__Text section__:
◇ ◇ ◇ ◇ ◇ ◇ ◇

2016-08-01 Thread Chris Murphy
On Mon, Aug 1, 2016 at 10:58 AM, Austin S. Hemmelgarn
 wrote:
> On 2016-08-01 12:19, Chris Murphy wrote:
>>
>> On Mon, Aug 1, 2016 at 10:08 AM, Austin S. Hemmelgarn
>>  wrote:
>>
>>>
>>> MD and DM RAID handle this by starting kernel threads to do the scrub.
>>> They
>>> then store the info about the scrub in the array itself, so you can query
>>> it
>>> externally.  If you watch, neither of those commands runs longer than it
>>> takes to start the operation, so there's nothing for systemd to kill.
>>
>>
>> pvmove continues to run and report progress so it can be killed off,
>> but it only polls for statistics, it's not actually recording them. So
>> even though it gets killed, subsequent pvmove command shows correct
>> statistics.
>
> Because all that the pvmove command is doing is polling for statistics. It
> actually works kind of like a scrub, all the actual work is done in the
> kernel, the userspace component just handles reporting.  The difference is
> that the move operation is accounted and mutexed in the kernel itself,
> instead of userspace like scrub does.  This model is actually essentially
> what I think scrub (and balance for that matter) should look like, and if
> implemented right, we could actually store scrub results in the FS itself
> (that is, in the metadata, not in special files or anything like that).

◇ ◇ ◇ ◇ ◇ ◇ ◇

__Excerpts from a layout annotation set__:
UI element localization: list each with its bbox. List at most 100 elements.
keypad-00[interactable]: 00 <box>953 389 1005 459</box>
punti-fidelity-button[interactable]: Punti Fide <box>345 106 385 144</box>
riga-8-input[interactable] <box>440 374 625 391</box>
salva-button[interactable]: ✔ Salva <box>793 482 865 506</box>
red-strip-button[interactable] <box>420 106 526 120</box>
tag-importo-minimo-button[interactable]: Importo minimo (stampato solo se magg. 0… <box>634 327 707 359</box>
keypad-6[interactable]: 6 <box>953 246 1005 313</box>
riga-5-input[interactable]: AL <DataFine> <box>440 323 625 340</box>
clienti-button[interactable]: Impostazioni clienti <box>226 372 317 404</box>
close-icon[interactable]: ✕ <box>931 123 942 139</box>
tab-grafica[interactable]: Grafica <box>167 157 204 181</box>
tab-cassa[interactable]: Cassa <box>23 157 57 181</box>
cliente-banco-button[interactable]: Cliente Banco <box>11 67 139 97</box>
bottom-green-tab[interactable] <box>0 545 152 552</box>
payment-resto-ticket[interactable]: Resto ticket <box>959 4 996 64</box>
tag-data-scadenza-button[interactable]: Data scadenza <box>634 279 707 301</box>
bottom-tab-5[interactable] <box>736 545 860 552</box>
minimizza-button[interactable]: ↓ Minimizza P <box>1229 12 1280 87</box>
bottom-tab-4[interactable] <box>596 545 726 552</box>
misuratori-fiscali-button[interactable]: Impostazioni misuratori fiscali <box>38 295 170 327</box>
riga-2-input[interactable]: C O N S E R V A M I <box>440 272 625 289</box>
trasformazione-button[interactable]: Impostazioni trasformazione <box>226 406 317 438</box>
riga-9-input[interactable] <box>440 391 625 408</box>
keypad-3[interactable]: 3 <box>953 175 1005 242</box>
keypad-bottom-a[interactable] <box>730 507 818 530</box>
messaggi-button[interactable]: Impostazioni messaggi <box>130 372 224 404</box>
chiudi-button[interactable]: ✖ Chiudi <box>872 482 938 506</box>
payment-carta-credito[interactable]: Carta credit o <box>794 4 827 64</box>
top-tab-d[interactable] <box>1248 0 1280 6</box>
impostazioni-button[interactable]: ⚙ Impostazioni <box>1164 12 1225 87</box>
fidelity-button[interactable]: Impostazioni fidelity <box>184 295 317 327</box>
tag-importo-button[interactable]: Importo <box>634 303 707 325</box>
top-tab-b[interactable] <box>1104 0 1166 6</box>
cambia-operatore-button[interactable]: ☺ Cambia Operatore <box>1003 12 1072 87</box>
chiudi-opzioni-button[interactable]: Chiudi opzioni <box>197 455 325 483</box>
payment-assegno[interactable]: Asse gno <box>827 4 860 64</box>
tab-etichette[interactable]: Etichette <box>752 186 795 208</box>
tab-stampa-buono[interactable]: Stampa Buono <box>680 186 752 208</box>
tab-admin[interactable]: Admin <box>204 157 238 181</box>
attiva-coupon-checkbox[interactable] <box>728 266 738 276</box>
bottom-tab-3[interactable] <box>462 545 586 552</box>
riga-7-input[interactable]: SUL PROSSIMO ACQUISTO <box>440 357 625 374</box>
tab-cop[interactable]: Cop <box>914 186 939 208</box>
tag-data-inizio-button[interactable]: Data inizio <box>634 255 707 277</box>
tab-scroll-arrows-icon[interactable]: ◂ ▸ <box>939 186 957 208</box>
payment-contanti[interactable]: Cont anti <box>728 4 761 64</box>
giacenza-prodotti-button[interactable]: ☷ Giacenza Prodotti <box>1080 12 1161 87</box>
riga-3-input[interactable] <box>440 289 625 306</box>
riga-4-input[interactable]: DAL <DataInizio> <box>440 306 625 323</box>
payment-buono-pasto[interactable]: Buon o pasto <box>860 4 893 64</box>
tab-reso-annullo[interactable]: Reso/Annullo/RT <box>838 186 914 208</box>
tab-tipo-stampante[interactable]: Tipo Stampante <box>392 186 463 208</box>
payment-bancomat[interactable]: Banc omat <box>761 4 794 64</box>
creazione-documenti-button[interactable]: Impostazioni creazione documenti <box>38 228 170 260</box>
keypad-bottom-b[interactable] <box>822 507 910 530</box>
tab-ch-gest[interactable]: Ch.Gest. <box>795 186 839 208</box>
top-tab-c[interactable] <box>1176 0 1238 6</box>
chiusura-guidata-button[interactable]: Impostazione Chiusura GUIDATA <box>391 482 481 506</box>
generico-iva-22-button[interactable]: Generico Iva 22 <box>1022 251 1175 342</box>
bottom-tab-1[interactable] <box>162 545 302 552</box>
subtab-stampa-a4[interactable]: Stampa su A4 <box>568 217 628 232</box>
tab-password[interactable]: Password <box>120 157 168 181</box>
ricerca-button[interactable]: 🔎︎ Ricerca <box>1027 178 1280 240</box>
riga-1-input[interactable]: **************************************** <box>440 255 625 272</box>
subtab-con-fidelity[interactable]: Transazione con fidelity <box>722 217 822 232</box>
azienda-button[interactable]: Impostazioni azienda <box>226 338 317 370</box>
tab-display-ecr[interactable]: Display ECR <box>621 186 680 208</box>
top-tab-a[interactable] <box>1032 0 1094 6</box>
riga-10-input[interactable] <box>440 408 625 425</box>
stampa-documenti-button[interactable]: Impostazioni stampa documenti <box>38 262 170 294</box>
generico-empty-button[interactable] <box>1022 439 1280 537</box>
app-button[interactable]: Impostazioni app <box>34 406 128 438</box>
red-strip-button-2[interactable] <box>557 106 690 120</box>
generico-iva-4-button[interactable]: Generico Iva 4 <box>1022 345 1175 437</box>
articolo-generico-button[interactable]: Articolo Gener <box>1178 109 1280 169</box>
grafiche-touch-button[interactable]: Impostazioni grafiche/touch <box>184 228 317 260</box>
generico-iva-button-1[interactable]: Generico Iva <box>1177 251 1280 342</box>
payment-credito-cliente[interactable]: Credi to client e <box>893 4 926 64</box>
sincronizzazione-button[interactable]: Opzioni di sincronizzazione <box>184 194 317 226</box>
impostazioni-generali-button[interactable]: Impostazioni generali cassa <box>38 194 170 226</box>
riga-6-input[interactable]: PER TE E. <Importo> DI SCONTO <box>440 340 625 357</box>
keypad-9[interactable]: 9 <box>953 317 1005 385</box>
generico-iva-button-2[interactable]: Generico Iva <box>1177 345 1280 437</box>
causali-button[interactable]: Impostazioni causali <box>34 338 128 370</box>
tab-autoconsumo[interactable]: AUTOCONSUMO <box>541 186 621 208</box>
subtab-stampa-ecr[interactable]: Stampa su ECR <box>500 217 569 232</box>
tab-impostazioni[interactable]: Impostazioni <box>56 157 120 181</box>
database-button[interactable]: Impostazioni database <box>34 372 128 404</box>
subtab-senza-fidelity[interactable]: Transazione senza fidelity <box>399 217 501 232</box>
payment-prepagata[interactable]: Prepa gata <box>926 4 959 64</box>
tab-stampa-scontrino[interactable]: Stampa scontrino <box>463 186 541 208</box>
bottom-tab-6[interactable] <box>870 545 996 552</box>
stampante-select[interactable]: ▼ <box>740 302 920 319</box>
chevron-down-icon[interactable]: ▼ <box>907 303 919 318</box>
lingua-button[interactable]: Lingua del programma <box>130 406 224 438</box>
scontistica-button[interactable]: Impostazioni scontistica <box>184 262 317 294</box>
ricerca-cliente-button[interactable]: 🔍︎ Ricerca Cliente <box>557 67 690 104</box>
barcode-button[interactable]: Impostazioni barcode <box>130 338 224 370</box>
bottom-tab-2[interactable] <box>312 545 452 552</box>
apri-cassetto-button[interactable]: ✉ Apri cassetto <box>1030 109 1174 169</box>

◇ ◇ ◇ ◇ ◇ ◇ ◇

__Brief__: From the email thread on scrubbing, extract verbatim the passage that opens with the words containing "2016-08-01 Thread Chris" and closes with "do the scrub.".

__Finished task__:
2016-08-01 Thread Chris Murphy
On Mon, Aug 1, 2016 at 10:58 AM, Austin S. Hemmelgarn
 wrote:
> On 2016-08-01 12:19, Chris Murphy wrote:
>>
>> On Mon, Aug 1, 2016 at 10:08 AM, Austin S. Hemmelgarn
>>  wrote:
>>
>>>
>>> MD and DM RAID handle this by starting kernel threads to do the scrub.